= Exercise =
Filter the rows below, keeping only the lines that contain the string "with".

Layout element annotations:
..............................
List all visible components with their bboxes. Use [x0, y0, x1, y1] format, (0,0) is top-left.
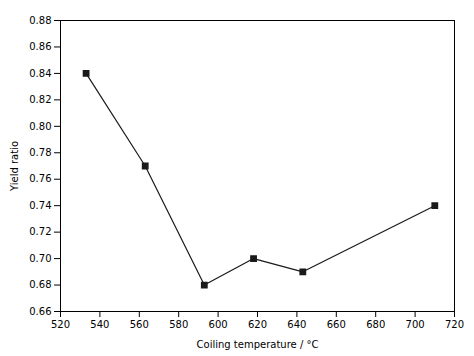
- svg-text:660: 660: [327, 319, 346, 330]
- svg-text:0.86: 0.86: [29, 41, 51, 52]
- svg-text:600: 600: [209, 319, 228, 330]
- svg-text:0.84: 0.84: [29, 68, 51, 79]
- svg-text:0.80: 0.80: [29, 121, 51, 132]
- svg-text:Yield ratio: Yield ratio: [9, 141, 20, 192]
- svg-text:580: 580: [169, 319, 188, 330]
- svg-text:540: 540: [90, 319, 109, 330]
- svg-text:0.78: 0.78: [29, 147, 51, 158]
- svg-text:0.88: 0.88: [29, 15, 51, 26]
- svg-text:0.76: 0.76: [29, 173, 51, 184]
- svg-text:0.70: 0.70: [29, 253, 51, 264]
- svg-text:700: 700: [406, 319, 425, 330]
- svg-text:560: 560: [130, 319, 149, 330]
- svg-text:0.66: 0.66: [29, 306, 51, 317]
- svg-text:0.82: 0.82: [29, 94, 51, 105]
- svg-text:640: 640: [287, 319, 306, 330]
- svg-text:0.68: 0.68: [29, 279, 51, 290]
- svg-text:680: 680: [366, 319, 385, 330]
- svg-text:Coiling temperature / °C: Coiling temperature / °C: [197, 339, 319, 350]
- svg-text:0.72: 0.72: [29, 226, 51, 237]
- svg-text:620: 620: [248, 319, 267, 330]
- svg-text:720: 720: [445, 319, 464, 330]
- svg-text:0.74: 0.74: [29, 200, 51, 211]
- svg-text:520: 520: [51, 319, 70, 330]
..............................
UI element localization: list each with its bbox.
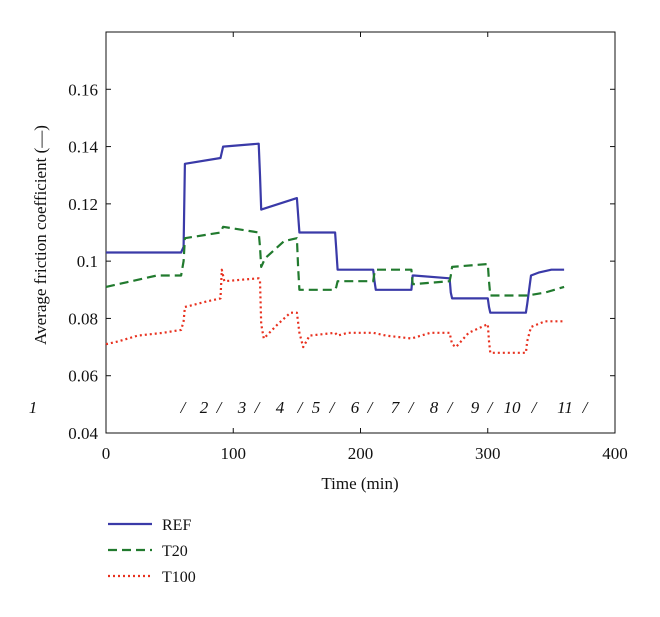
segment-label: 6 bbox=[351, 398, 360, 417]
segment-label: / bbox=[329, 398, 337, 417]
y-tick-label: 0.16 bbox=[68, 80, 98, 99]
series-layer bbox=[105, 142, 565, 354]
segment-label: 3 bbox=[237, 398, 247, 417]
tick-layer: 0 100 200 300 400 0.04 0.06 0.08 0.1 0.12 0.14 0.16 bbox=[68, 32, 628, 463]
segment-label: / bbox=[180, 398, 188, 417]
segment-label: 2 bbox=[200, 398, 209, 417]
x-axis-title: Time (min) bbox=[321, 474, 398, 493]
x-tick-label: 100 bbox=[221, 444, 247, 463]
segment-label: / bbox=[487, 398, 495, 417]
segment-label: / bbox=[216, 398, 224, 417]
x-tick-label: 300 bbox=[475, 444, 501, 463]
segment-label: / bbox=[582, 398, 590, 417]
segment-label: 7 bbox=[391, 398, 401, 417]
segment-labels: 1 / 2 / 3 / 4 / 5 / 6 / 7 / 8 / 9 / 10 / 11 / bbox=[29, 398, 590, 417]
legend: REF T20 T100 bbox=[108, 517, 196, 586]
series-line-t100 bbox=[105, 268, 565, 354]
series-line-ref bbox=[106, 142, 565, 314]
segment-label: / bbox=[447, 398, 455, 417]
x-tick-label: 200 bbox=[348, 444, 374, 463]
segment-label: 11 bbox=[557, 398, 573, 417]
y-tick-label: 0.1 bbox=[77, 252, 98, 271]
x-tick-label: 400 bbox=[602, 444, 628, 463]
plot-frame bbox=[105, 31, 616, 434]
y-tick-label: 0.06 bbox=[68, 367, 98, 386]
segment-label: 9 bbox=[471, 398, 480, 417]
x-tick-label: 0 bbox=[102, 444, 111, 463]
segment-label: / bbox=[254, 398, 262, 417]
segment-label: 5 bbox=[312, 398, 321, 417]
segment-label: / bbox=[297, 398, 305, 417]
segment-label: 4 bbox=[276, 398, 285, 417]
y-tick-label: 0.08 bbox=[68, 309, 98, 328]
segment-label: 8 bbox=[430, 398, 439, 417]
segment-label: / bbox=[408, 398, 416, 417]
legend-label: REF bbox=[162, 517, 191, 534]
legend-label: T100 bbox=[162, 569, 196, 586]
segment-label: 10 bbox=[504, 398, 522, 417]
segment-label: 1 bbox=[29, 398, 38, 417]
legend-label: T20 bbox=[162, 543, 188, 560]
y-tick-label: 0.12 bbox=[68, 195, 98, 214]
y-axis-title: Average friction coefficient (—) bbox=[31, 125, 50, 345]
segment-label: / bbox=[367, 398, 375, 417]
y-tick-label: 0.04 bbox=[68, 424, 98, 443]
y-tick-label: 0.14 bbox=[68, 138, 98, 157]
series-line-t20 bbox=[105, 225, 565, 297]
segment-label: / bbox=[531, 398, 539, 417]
..............................
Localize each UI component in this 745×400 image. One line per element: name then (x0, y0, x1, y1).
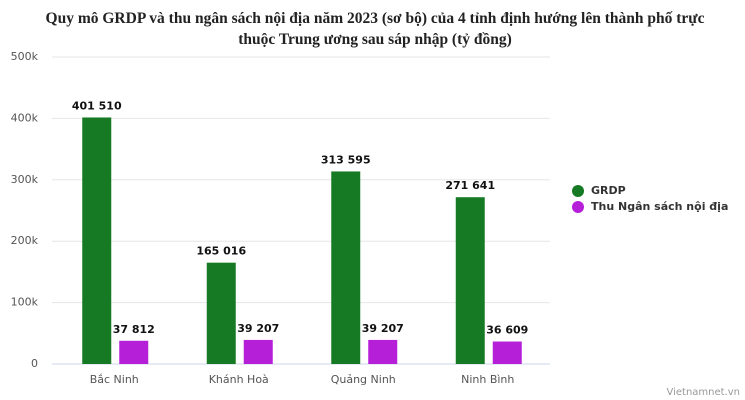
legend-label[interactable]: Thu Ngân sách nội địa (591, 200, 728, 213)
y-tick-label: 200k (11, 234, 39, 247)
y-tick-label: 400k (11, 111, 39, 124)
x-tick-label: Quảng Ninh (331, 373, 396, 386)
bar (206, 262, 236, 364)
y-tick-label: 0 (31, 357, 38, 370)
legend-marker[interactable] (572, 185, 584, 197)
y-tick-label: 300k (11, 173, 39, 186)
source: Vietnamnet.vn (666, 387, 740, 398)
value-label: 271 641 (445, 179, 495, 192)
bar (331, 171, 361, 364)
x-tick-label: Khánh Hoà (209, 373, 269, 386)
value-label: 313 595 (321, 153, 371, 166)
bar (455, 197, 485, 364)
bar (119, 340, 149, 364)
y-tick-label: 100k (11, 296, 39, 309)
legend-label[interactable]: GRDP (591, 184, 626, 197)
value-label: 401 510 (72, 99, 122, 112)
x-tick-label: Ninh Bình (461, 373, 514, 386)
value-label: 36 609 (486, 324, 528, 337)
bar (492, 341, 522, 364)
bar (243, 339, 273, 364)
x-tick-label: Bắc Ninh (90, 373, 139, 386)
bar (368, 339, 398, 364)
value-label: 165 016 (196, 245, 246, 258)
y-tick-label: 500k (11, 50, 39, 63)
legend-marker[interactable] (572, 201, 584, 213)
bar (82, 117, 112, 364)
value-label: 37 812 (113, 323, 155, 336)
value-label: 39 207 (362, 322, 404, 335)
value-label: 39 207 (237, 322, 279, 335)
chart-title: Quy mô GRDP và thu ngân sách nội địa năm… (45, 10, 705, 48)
..............................
= Exercise response =
List all visible components with their bboxes. Use [x0, y0, x1, y1] format, (0,0) is top-left.
UI element localization: list each with its bbox.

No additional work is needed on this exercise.